• Task to complete: Report every line of the listing that contains the word "logo", with case counting.

= = = = =

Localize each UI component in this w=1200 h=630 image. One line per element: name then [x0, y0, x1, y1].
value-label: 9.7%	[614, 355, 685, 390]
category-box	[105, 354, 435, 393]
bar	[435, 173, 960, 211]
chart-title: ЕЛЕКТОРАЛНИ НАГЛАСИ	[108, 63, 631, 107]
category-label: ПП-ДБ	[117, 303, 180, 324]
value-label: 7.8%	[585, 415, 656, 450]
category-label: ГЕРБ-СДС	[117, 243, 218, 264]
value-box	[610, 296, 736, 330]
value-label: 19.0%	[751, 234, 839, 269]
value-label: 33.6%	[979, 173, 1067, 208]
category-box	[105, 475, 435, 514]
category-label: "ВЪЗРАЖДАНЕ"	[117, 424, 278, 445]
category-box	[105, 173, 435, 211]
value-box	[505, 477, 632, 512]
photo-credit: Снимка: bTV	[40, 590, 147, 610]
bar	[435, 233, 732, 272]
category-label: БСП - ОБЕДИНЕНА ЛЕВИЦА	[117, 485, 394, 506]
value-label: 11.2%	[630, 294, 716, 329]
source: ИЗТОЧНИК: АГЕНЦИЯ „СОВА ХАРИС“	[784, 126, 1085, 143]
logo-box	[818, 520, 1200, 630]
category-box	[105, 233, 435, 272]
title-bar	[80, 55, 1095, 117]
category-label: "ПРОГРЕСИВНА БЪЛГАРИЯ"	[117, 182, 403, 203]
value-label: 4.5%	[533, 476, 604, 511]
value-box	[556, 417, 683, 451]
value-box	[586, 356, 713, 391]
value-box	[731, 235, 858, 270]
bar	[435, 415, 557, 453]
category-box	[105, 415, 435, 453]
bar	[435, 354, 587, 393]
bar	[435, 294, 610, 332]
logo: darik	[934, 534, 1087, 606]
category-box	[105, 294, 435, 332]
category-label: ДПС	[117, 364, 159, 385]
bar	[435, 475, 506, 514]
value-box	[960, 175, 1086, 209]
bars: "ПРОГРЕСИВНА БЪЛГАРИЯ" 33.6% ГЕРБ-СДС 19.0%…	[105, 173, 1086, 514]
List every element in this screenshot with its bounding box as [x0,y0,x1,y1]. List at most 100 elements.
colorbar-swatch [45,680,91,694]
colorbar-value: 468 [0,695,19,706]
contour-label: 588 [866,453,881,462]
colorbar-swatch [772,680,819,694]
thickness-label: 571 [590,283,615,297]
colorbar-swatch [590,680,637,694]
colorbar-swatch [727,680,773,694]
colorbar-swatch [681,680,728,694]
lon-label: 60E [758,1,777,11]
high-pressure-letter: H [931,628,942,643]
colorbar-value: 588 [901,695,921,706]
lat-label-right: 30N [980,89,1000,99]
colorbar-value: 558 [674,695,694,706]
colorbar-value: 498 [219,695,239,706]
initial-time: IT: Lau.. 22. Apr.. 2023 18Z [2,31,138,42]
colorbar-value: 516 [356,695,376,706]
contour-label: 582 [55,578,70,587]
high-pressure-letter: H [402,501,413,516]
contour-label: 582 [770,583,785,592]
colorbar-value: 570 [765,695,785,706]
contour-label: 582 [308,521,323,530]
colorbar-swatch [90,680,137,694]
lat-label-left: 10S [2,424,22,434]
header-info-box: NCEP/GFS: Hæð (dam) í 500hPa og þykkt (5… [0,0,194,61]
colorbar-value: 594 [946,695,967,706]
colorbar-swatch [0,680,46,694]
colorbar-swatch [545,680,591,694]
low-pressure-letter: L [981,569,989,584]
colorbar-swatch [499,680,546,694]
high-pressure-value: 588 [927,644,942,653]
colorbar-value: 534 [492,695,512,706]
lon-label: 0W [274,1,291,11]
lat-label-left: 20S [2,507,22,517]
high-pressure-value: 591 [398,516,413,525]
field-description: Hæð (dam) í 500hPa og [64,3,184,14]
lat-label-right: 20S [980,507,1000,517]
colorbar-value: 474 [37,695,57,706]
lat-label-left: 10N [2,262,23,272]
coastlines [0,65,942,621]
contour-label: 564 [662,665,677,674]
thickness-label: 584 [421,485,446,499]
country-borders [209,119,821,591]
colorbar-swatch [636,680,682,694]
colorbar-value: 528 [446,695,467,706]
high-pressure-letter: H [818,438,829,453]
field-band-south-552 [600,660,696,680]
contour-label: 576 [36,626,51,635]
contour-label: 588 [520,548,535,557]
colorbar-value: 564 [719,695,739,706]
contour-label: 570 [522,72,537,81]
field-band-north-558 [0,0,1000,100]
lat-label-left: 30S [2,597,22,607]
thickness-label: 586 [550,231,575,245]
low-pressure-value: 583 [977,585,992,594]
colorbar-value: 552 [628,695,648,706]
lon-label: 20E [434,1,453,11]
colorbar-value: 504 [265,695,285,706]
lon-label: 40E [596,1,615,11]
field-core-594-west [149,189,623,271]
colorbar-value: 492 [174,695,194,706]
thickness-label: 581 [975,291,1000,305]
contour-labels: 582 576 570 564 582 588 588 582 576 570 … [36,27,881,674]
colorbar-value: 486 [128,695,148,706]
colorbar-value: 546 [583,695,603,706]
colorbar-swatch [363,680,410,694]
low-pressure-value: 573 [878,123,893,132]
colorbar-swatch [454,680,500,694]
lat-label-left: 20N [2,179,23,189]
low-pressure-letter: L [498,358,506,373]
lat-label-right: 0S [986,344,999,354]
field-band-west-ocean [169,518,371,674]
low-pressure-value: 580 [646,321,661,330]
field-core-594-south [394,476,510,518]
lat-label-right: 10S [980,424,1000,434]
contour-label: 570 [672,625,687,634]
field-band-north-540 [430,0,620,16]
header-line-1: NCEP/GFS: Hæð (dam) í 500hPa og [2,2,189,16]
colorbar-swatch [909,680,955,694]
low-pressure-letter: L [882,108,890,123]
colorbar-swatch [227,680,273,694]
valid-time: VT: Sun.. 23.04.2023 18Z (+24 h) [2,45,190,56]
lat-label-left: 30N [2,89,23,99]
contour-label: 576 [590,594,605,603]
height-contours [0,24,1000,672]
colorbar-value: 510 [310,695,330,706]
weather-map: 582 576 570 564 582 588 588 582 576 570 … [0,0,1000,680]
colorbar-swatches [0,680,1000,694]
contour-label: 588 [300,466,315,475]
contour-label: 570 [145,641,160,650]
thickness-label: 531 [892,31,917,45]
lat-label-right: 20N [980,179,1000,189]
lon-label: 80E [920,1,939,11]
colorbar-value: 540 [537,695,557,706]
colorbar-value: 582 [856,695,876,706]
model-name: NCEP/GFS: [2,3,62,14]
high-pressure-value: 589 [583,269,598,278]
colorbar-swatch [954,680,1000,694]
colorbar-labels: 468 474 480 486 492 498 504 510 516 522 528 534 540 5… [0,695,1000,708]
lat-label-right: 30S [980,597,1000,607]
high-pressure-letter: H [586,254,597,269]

= = = = =

• Output of the exercise:
logo-box	[818, 520, 1200, 630]
logo: darik	[934, 534, 1087, 606]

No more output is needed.